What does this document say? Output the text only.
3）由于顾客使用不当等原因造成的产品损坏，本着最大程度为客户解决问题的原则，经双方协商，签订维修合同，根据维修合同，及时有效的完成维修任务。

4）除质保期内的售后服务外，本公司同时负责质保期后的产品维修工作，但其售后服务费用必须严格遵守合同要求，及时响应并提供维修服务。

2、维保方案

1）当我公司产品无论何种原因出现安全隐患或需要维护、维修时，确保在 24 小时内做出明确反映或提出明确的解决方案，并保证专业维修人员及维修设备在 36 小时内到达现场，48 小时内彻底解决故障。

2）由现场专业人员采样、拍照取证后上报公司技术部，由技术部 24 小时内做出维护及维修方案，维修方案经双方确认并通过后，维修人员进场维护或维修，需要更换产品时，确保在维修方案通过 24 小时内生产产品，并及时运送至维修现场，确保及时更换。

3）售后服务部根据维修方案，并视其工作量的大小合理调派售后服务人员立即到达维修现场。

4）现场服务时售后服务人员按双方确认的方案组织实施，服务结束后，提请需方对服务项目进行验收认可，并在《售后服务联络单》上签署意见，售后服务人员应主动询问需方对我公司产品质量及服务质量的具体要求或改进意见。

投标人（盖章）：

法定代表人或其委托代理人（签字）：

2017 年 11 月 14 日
---
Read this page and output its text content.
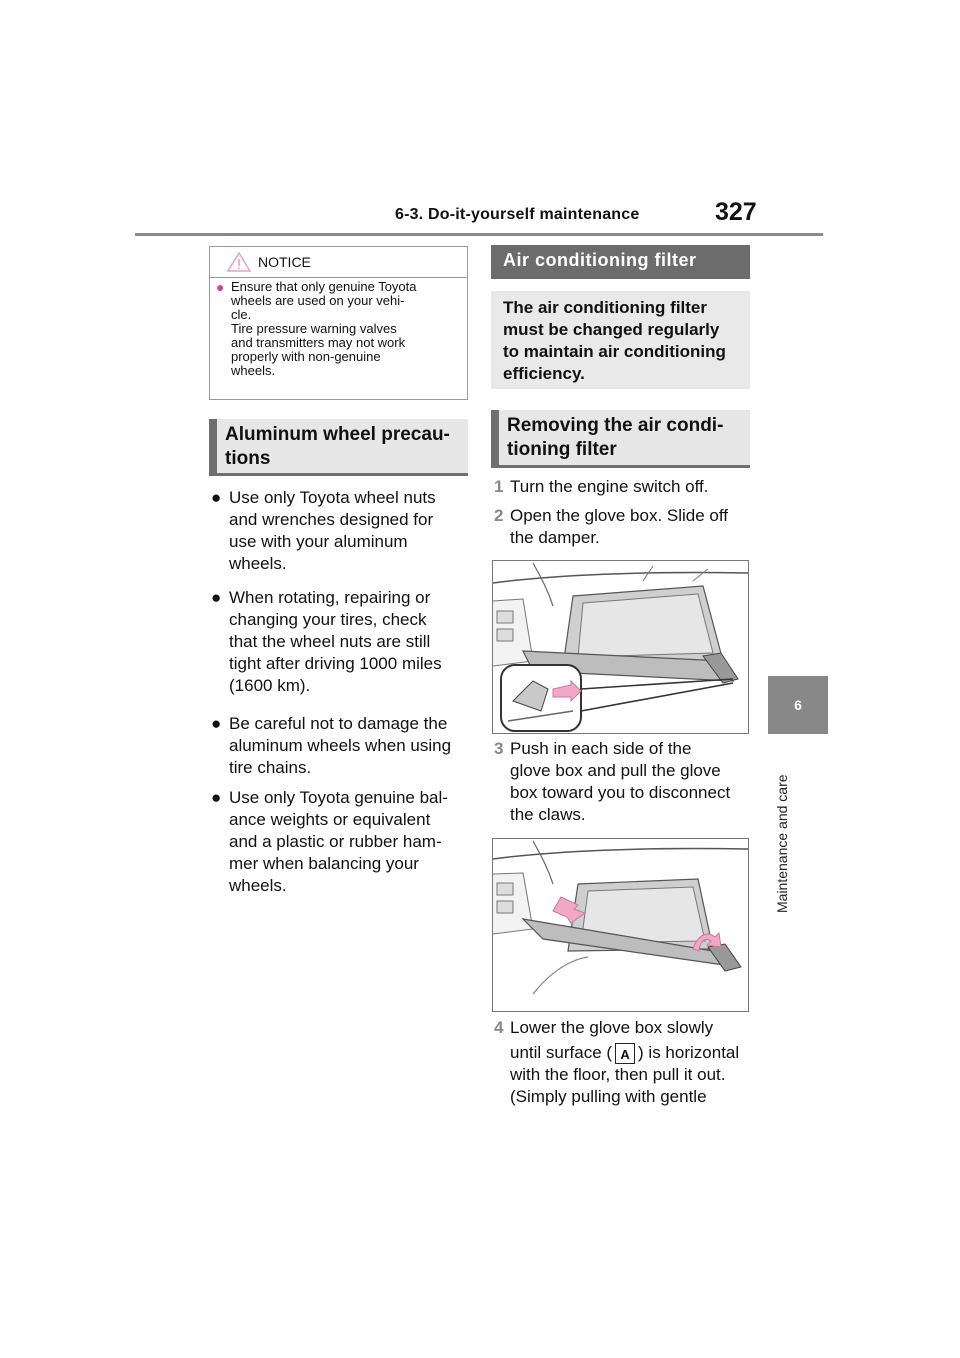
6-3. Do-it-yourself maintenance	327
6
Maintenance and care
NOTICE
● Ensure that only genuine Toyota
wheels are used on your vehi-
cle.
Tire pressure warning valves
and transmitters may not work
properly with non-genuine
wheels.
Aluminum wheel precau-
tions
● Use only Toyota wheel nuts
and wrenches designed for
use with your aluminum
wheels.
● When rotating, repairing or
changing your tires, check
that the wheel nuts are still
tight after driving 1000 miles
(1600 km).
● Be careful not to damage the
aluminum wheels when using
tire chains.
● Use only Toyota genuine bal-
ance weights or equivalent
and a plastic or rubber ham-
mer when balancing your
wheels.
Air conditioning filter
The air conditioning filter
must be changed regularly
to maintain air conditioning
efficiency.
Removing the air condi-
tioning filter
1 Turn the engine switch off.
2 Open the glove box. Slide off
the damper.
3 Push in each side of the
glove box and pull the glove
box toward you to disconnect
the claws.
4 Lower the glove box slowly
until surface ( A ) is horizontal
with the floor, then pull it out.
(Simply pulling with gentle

*GIVEN TASK:*
Copy every line of the listing where the word "glove" appears.

*RESPONSE FOR THIS EXERCISE:*
2 Open the glove box. Slide off
glove box and pull the glove
4 Lower the glove box slowly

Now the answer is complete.